▶ _PROBLEM_
Write out each line exactly as it stands, please.

---------- DATA PROVIDED

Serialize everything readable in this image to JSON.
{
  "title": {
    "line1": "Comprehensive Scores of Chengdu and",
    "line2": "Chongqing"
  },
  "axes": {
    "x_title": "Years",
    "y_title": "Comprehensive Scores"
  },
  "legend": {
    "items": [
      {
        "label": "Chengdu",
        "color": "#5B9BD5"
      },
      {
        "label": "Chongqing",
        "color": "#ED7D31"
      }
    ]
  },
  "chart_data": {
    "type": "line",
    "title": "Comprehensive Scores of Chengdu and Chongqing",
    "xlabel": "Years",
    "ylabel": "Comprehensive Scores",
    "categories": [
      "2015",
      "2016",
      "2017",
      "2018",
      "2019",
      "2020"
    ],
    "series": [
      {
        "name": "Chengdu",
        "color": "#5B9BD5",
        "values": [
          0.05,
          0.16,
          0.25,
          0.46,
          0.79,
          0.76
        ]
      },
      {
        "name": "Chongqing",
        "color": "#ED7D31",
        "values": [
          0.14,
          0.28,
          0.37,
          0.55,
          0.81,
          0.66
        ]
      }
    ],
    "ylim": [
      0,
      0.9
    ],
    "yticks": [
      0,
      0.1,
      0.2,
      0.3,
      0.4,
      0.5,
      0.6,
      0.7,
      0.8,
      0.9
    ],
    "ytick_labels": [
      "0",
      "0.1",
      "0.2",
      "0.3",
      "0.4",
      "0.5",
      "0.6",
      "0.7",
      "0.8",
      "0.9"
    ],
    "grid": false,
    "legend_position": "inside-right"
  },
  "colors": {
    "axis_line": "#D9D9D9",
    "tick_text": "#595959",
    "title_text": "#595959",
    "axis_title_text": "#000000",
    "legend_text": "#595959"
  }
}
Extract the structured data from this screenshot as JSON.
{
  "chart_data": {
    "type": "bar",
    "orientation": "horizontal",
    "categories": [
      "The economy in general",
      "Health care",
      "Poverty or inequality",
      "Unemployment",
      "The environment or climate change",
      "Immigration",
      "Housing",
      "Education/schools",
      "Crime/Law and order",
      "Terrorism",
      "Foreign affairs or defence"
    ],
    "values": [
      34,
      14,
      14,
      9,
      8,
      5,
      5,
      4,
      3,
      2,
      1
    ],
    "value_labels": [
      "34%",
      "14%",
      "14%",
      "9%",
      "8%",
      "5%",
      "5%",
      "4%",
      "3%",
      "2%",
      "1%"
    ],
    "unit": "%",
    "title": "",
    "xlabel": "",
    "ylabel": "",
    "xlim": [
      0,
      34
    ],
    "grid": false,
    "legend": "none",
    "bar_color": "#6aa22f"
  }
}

--------------------

▶ _ANSWER TO THE TASK_
Serialize everything readable in this image to JSON.
{
  "title": {
    "line1": "Comprehensive Scores of Chengdu and",
    "line2": "Chongqing"
  },
  "axes": {
    "x_title": "Years",
    "y_title": "Comprehensive Scores"
  },
  "legend": {
    "items": [
      {
        "label": "Chengdu",
        "color": "#5B9BD5"
      },
      {
        "label": "Chongqing",
        "color": "#ED7D31"
      }
    ]
  },
  "chart_data": {
    "type": "line",
    "title": "Comprehensive Scores of Chengdu and Chongqing",
    "xlabel": "Years",
    "ylabel": "Comprehensive Scores",
    "categories": [
      "2015",
      "2016",
      "2017",
      "2018",
      "2019",
      "2020"
    ],
    "series": [
      {
        "name": "Chengdu",
        "color": "#5B9BD5",
        "values": [
          0.05,
          0.16,
          0.25,
          0.46,
          0.79,
          0.76
        ]
      },
      {
        "name": "Chongqing",
        "color": "#ED7D31",
        "values": [
          0.14,
          0.28,
          0.37,
          0.55,
          0.81,
          0.66
        ]
      }
    ],
    "ylim": [
      0,
      0.9
    ],
    "yticks": [
      0,
      0.1,
      0.2,
      0.3,
      0.4,
      0.5,
      0.6,
      0.7,
      0.8,
      0.9
    ],
    "ytick_labels": [
      "0",
      "0.1",
      "0.2",
      "0.3",
      "0.4",
      "0.5",
      "0.6",
      "0.7",
      "0.8",
      "0.9"
    ],
    "grid": false,
    "legend_position": "inside-right"
  },
  "colors": {
    "axis_line": "#D9D9D9",
    "tick_text": "#595959",
    "title_text": "#595959",
    "axis_title_text": "#000000",
    "legend_text": "#595959"
  }
}
Extract the structured data from this screenshot as JSON.
{
  "chart_data": {
    "type": "bar",
    "orientation": "horizontal",
    "categories": [
      "The economy in general",
      "Health care",
      "Poverty or inequality",
      "Unemployment",
      "The environment or climate change",
      "Immigration",
      "Housing",
      "Education/schools",
      "Crime/Law and order",
      "Terrorism",
      "Foreign affairs or defence"
    ],
    "values": [
      34,
      14,
      14,
      9,
      8,
      5,
      5,
      4,
      3,
      2,
      1
    ],
    "value_labels": [
      "34%",
      "14%",
      "14%",
      "9%",
      "8%",
      "5%",
      "5%",
      "4%",
      "3%",
      "2%",
      "1%"
    ],
    "unit": "%",
    "title": "",
    "xlabel": "",
    "ylabel": "",
    "xlim": [
      0,
      34
    ],
    "grid": false,
    "legend": "none",
    "bar_color": "#6aa22f"
  }
}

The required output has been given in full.